● **Data listing**
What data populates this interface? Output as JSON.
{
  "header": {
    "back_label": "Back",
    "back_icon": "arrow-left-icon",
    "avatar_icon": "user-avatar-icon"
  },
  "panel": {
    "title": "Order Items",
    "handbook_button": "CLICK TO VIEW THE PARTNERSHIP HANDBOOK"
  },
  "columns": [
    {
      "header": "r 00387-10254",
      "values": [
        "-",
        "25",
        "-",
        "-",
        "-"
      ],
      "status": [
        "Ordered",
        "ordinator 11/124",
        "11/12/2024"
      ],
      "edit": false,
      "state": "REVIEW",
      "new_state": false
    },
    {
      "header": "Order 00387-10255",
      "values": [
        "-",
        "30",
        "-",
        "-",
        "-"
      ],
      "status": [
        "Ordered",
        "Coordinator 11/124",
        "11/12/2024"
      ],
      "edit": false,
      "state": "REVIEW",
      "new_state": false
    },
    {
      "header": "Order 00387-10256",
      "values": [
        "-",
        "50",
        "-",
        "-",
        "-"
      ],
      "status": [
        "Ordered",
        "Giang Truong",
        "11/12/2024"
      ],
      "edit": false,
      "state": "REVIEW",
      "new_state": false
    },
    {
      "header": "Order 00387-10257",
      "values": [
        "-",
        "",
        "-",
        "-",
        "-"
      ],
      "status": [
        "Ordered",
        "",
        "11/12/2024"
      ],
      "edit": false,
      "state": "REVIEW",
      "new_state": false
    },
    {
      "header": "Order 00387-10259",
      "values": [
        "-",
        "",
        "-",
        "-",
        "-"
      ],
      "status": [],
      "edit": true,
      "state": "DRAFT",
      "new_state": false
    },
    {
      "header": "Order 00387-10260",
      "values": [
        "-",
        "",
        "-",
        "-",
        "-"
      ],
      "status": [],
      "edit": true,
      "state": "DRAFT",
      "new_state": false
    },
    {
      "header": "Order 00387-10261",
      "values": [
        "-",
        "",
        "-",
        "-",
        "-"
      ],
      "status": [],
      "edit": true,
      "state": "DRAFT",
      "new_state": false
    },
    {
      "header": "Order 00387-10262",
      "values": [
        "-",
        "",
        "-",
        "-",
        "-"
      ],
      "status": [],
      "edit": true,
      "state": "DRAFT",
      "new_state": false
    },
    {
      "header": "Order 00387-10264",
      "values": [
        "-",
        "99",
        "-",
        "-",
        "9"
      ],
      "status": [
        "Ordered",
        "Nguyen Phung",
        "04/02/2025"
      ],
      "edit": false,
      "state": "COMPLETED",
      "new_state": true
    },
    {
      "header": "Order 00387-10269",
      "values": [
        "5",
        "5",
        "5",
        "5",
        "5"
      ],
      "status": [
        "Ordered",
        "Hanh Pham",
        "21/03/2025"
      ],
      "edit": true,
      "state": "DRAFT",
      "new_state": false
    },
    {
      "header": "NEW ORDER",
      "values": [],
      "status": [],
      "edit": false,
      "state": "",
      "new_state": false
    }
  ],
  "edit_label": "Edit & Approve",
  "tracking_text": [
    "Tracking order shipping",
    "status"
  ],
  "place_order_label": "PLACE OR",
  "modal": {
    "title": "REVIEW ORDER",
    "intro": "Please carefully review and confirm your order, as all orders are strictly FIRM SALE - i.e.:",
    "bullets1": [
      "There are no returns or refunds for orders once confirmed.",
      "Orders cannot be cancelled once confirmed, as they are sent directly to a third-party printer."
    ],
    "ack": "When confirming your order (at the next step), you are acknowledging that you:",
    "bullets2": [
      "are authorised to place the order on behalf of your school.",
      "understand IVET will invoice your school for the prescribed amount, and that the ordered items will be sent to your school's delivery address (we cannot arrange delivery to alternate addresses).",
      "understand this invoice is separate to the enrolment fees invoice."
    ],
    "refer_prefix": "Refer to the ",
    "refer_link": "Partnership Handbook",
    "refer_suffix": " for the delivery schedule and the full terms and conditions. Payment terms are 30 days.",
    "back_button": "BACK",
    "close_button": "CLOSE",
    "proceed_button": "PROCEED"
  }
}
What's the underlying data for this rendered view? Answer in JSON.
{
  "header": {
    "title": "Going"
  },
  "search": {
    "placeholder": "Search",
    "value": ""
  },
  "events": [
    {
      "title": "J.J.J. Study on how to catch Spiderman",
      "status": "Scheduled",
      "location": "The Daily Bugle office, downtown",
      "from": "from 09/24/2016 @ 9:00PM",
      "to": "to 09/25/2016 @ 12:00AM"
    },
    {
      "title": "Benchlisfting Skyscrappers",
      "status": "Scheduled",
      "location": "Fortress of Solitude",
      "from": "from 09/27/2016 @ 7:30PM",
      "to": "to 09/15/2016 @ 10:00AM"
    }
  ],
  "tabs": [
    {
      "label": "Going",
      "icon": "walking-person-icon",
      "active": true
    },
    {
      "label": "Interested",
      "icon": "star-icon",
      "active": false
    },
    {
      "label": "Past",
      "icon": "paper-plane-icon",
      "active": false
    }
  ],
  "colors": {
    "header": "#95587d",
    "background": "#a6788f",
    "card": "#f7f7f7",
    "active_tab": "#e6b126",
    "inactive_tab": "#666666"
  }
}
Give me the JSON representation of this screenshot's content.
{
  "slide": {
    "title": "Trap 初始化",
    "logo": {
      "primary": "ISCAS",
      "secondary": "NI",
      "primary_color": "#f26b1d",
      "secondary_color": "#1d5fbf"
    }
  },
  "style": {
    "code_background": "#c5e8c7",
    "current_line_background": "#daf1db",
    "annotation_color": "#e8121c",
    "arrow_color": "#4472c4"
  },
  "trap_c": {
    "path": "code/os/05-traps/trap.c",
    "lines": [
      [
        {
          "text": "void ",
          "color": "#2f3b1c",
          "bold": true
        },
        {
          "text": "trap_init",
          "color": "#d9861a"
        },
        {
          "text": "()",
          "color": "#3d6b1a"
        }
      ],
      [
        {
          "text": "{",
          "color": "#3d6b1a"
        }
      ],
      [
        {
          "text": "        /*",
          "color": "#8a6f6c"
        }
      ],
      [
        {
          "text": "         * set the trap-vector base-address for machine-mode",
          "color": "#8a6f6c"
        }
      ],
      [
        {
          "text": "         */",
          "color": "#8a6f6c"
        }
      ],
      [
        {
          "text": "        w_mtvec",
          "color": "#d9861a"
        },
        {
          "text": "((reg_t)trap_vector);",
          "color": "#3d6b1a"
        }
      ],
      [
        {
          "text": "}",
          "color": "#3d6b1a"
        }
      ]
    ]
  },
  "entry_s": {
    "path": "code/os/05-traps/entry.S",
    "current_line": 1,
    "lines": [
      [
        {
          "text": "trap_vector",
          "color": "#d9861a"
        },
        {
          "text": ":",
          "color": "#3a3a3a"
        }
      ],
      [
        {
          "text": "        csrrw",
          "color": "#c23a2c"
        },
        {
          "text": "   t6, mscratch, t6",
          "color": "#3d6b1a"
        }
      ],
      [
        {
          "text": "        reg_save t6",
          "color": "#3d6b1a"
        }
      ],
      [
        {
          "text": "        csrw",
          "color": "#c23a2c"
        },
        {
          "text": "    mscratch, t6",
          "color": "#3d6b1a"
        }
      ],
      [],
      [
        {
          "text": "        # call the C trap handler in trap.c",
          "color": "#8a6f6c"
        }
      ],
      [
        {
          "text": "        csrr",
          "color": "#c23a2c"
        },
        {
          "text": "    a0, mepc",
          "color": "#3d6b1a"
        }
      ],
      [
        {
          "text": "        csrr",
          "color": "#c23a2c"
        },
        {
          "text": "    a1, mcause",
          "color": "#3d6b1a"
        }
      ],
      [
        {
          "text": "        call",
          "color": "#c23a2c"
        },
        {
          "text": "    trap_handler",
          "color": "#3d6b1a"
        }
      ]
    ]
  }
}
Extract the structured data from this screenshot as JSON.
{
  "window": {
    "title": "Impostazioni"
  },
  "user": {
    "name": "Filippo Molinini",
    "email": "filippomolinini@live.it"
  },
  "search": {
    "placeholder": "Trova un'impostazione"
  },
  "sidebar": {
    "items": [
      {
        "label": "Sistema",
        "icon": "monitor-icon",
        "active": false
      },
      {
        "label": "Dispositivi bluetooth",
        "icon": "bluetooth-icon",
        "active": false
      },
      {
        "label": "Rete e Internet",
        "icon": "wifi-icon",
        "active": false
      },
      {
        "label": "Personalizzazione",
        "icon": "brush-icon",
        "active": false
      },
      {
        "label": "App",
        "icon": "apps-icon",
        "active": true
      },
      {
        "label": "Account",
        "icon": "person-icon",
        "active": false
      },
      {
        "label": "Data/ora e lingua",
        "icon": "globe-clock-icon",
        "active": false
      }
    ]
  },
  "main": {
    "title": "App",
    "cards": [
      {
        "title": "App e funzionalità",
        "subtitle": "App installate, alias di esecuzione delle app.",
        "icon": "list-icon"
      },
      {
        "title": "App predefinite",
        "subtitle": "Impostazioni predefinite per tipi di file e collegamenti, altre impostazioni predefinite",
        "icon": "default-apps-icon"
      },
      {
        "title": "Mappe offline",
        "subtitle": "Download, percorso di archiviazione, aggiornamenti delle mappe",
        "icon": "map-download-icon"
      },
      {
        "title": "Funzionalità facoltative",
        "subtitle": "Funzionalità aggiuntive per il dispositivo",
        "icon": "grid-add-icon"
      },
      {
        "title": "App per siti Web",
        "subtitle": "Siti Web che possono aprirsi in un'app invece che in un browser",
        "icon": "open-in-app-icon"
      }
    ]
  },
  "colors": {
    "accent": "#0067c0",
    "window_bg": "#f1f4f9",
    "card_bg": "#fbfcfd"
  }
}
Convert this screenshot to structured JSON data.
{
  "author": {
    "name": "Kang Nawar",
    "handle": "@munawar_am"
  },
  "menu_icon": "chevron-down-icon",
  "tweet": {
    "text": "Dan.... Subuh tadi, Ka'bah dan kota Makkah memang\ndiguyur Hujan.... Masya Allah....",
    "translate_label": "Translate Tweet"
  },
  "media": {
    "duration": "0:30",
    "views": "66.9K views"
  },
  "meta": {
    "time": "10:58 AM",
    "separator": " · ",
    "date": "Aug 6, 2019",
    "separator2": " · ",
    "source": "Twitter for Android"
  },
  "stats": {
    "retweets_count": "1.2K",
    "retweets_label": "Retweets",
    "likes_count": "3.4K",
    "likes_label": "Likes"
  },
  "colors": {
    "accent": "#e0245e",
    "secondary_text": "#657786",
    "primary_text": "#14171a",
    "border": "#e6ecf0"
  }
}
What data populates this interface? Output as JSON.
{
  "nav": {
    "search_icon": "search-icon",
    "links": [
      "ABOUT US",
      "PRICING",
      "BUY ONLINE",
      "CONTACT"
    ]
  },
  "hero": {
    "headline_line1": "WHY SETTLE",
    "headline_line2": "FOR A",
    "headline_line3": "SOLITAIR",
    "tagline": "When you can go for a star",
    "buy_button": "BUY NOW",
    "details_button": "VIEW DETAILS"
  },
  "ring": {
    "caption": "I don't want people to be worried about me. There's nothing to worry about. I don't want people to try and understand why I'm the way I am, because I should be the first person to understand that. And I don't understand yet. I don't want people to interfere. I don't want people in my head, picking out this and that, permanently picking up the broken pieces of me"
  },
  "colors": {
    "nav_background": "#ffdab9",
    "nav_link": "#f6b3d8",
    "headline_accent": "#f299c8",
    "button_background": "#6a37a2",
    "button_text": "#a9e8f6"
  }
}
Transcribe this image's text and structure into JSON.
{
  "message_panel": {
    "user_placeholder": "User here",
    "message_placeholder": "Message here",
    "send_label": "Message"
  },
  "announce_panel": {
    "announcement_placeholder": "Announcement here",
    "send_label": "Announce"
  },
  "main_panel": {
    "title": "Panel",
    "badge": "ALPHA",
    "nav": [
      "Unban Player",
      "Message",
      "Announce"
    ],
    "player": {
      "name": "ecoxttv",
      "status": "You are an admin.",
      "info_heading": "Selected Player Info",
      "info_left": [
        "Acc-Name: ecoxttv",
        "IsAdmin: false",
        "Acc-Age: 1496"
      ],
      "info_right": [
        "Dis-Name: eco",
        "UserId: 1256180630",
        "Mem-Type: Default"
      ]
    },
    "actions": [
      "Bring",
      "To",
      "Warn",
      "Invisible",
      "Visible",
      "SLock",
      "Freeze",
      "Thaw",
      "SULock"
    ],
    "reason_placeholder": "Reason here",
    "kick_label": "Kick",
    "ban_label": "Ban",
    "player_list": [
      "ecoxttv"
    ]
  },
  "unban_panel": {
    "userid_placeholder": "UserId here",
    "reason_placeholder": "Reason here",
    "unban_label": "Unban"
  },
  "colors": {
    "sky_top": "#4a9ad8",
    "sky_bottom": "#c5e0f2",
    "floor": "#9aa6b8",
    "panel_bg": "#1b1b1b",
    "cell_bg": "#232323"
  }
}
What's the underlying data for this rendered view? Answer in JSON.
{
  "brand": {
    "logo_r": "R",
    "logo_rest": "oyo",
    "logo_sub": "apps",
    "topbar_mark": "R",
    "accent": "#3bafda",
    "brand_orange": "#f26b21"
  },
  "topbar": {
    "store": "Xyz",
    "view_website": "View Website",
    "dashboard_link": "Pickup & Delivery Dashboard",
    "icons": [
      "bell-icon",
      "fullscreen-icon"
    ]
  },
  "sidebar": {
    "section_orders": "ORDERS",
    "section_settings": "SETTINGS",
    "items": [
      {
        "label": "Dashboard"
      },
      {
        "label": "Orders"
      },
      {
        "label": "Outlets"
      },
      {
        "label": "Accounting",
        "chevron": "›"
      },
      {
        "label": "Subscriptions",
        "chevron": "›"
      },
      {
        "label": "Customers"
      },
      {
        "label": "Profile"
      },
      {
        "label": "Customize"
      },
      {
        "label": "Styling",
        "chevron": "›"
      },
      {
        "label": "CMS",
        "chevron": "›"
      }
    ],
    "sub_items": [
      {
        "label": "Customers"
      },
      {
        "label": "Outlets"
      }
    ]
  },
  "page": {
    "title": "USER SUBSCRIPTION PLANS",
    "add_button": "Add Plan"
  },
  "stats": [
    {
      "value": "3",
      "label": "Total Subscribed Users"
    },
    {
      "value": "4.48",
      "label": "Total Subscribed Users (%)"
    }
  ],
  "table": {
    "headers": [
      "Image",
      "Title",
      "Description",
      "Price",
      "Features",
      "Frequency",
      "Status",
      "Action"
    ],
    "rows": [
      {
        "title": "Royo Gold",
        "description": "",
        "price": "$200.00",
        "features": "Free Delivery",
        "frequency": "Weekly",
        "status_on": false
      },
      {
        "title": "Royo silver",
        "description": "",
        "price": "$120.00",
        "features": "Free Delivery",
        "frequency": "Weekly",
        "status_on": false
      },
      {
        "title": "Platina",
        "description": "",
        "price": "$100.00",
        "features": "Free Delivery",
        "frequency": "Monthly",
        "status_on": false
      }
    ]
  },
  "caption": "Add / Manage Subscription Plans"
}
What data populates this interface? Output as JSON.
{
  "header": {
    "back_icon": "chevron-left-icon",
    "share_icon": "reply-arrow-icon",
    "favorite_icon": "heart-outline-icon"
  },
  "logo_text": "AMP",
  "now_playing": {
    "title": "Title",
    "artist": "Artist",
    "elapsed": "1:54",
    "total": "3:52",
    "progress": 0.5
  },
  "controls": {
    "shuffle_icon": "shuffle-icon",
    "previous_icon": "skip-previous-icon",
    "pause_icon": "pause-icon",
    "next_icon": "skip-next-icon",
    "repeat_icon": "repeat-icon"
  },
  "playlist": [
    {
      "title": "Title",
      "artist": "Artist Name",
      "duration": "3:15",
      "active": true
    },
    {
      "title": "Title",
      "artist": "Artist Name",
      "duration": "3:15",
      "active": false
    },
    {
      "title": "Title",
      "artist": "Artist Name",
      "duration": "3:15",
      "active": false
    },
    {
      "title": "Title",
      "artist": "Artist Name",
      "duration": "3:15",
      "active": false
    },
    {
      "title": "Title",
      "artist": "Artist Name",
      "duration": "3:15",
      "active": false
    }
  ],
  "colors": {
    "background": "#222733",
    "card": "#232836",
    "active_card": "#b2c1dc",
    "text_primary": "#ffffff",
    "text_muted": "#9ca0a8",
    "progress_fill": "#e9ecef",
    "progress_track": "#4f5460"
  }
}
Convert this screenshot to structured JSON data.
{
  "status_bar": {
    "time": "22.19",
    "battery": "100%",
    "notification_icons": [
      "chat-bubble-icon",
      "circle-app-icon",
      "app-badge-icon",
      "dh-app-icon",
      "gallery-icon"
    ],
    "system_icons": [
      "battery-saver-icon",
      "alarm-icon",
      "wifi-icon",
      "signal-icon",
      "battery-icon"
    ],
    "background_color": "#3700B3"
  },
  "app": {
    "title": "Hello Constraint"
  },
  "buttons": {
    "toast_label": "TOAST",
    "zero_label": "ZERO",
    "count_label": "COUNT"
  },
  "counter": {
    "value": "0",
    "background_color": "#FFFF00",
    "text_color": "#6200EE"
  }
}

● **WHAT YOU SHOULD DO**
Search the lines above for the string "mscratch" and copy each line that has it.

● **TASK SOLUTION**
          "text": "   t6, mscratch, t6",
          "text": "    mscratch, t6",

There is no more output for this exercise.